* [Challenge] Make an exact copy of the data below, leaving out every picture.

-- start Source records --

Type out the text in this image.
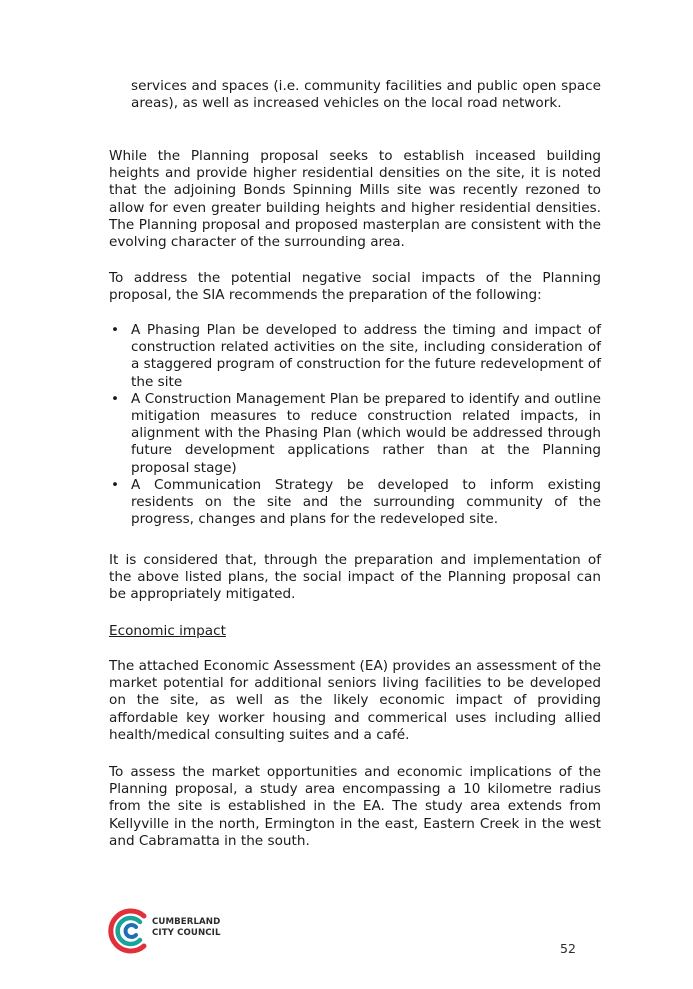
services and spaces (i.e. community facilities and public open space areas), as well as increased vehicles on the local road network.

While the Planning proposal seeks to establish inceased building heights and provide higher residential densities on the site, it is noted that the adjoining Bonds Spinning Mills site was recently rezoned to allow for even greater building heights and higher residential densities. The Planning proposal and proposed masterplan are consistent with the evolving character of the surrounding area.

To address the potential negative social impacts of the Planning proposal, the SIA recommends the preparation of the following:

• A Phasing Plan be developed to address the timing and impact of construction related activities on the site, including consideration of a staggered program of construction for the future redevelopment of the site
• A Construction Management Plan be prepared to identify and outline mitigation measures to reduce construction related impacts, in alignment with the Phasing Plan (which would be addressed through future development applications rather than at the Planning proposal stage)
• A Communication Strategy be developed to inform existing residents on the site and the surrounding community of the progress, changes and plans for the redeveloped site.

It is considered that, through the preparation and implementation of the above listed plans, the social impact of the Planning proposal can be appropriately mitigated.

Economic impact

The attached Economic Assessment (EA) provides an assessment of the market potential for additional seniors living facilities to be developed on the site, as well as the likely economic impact of providing affordable key worker housing and commerical uses including allied health/medical consulting suites and a café.

To assess the market opportunities and economic implications of the Planning proposal, a study area encompassing a 10 kilometre radius from the site is established in the EA. The study area extends from Kellyville in the north, Ermington in the east, Eastern Creek in the west and Cabramatta in the south.

CUMBERLAND
CITY COUNCIL
52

-- end Source records --

* [Result of the exercise]
Type out the text in this image.
services and spaces (i.e. community facilities and public open space areas), as well as increased vehicles on the local road network.

While the Planning proposal seeks to establish inceased building heights and provide higher residential densities on the site, it is noted that the adjoining Bonds Spinning Mills site was recently rezoned to allow for even greater building heights and higher residential densities. The Planning proposal and proposed masterplan are consistent with the evolving character of the surrounding area.

To address the potential negative social impacts of the Planning proposal, the SIA recommends the preparation of the following:

• A Phasing Plan be developed to address the timing and impact of construction related activities on the site, including consideration of a staggered program of construction for the future redevelopment of the site
• A Construction Management Plan be prepared to identify and outline mitigation measures to reduce construction related impacts, in alignment with the Phasing Plan (which would be addressed through future development applications rather than at the Planning proposal stage)
• A Communication Strategy be developed to inform existing residents on the site and the surrounding community of the progress, changes and plans for the redeveloped site.

It is considered that, through the preparation and implementation of the above listed plans, the social impact of the Planning proposal can be appropriately mitigated.

Economic impact

The attached Economic Assessment (EA) provides an assessment of the market potential for additional seniors living facilities to be developed on the site, as well as the likely economic impact of providing affordable key worker housing and commerical uses including allied health/medical consulting suites and a café.

To assess the market opportunities and economic implications of the Planning proposal, a study area encompassing a 10 kilometre radius from the site is established in the EA. The study area extends from Kellyville in the north, Ermington in the east, Eastern Creek in the west and Cabramatta in the south.

CUMBERLAND
CITY COUNCIL
52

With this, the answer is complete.